### Exercise
Transcribe the lines below exactly, beginning with the line that holds "What data populates" and ending with the final line, both included. Pictures are to be left out.

>> Begin Records shown

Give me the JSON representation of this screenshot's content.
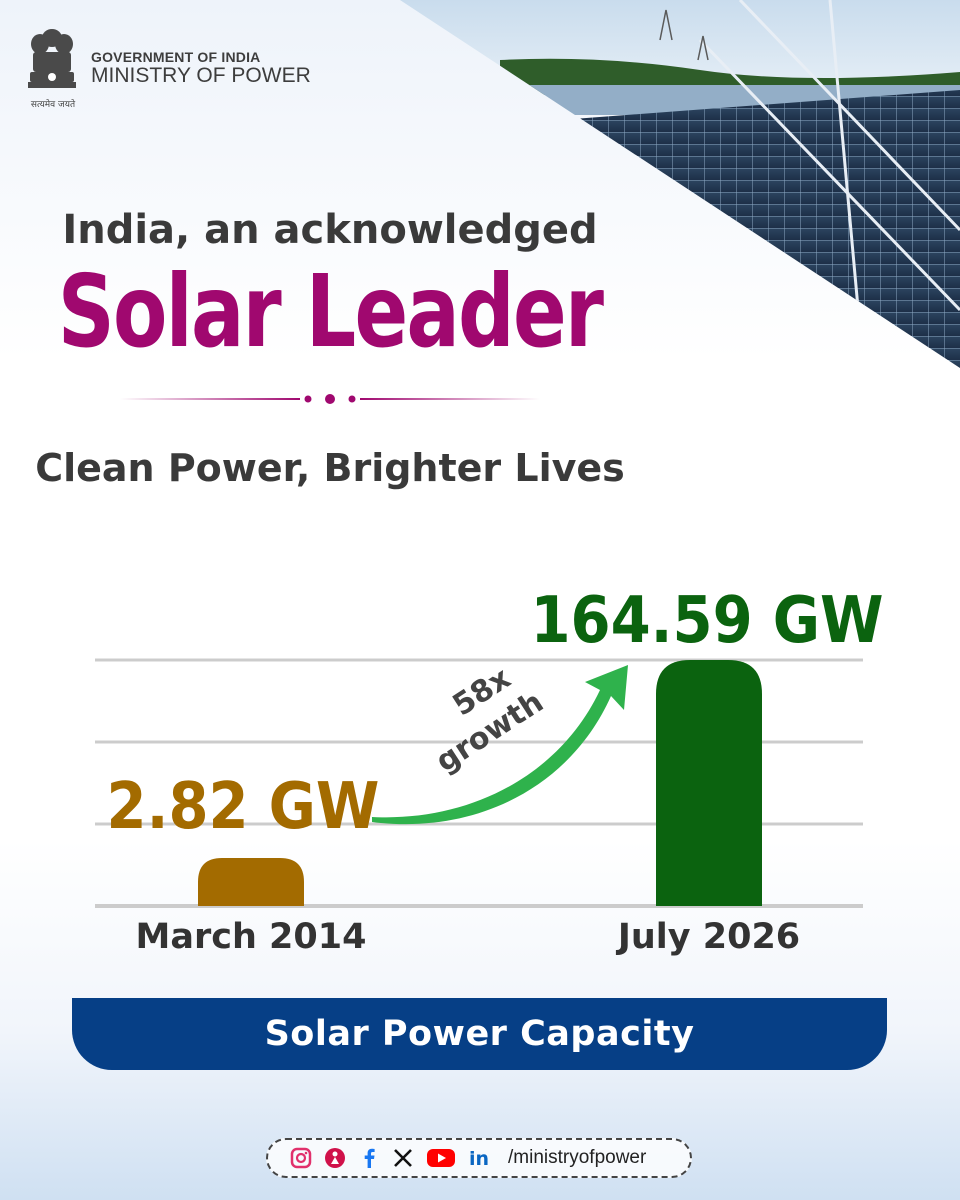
{
  "header": {
    "government": "GOVERNMENT OF INDIA",
    "ministry": "MINISTRY OF POWER",
    "motto": "सत्यमेव जयते"
  },
  "headline": "India, an acknowledged",
  "hero": "Solar Leader",
  "subline": "Clean Power, Brighter Lives",
  "chart_data": {
    "type": "bar",
    "categories": [
      "March 2014",
      "July 2026"
    ],
    "values": [
      2.82,
      164.59
    ],
    "unit": "GW",
    "value_labels": [
      "2.82 GW",
      "164.59 GW"
    ],
    "annotation": {
      "line1": "58x",
      "line2": "growth"
    },
    "title": "Solar Power Capacity",
    "colors": [
      "#a36b00",
      "#0b630f"
    ],
    "grid": true,
    "legend": "none"
  },
  "caption": "Solar Power Capacity",
  "social": {
    "icons": [
      "instagram-icon",
      "koo-icon",
      "facebook-icon",
      "x-icon",
      "youtube-icon",
      "linkedin-icon"
    ],
    "handle": "/ministryofpower"
  },
  "colors": {
    "brand_magenta": "#a0086f",
    "navy": "#063f86",
    "arrow_green": "#2fb24c"
  }
}
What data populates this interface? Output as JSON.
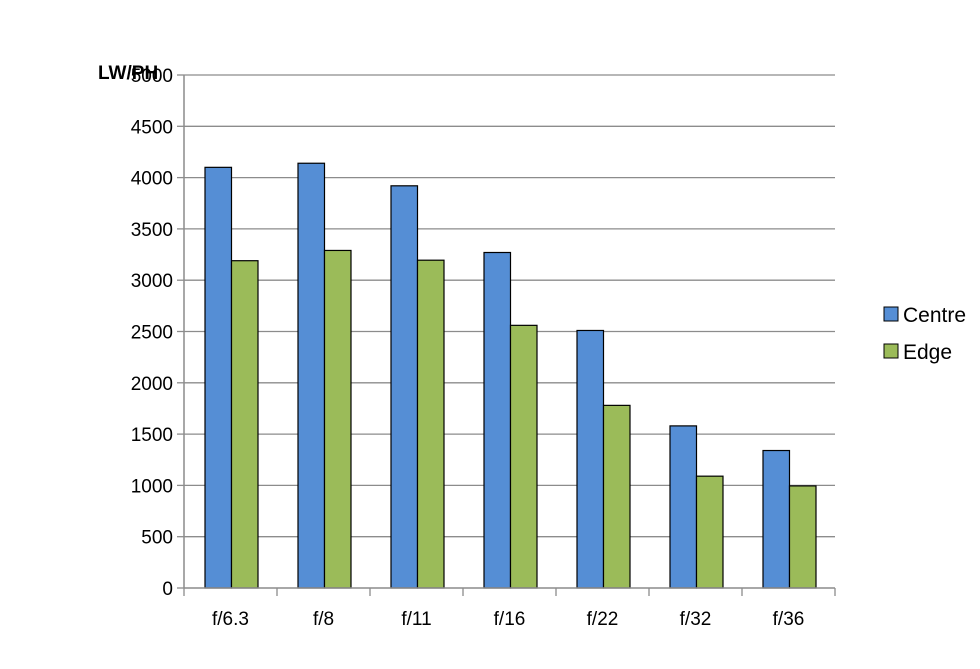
{
  "chart_data": {
    "type": "bar",
    "ylabel": "LW/PH",
    "xlabel": "",
    "title": "",
    "categories": [
      "f/6.3",
      "f/8",
      "f/11",
      "f/16",
      "f/22",
      "f/32",
      "f/36"
    ],
    "ylim": [
      0,
      5000
    ],
    "ytick_step": 500,
    "yticks": [
      "0",
      "500",
      "1000",
      "1500",
      "2000",
      "2500",
      "3000",
      "3500",
      "4000",
      "4500",
      "5000"
    ],
    "grid": true,
    "legend_position": "right",
    "series": [
      {
        "name": "Centre",
        "color": "#558ED5",
        "values": [
          4100,
          4140,
          3920,
          3270,
          2510,
          1580,
          1340
        ]
      },
      {
        "name": "Edge",
        "color": "#9BBB59",
        "values": [
          3190,
          3290,
          3195,
          2560,
          1780,
          1090,
          995
        ]
      }
    ]
  }
}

>> End Records shown

### Result for this task
What data populates this interface? Output as JSON.
{
  "chart_data": {
    "type": "bar",
    "ylabel": "LW/PH",
    "xlabel": "",
    "title": "",
    "categories": [
      "f/6.3",
      "f/8",
      "f/11",
      "f/16",
      "f/22",
      "f/32",
      "f/36"
    ],
    "ylim": [
      0,
      5000
    ],
    "ytick_step": 500,
    "yticks": [
      "0",
      "500",
      "1000",
      "1500",
      "2000",
      "2500",
      "3000",
      "3500",
      "4000",
      "4500",
      "5000"
    ],
    "grid": true,
    "legend_position": "right",
    "series": [
      {
        "name": "Centre",
        "color": "#558ED5",
        "values": [
          4100,
          4140,
          3920,
          3270,
          2510,
          1580,
          1340
        ]
      },
      {
        "name": "Edge",
        "color": "#9BBB59",
        "values": [
          3190,
          3290,
          3195,
          2560,
          1780,
          1090,
          995
        ]
      }
    ]
  }
}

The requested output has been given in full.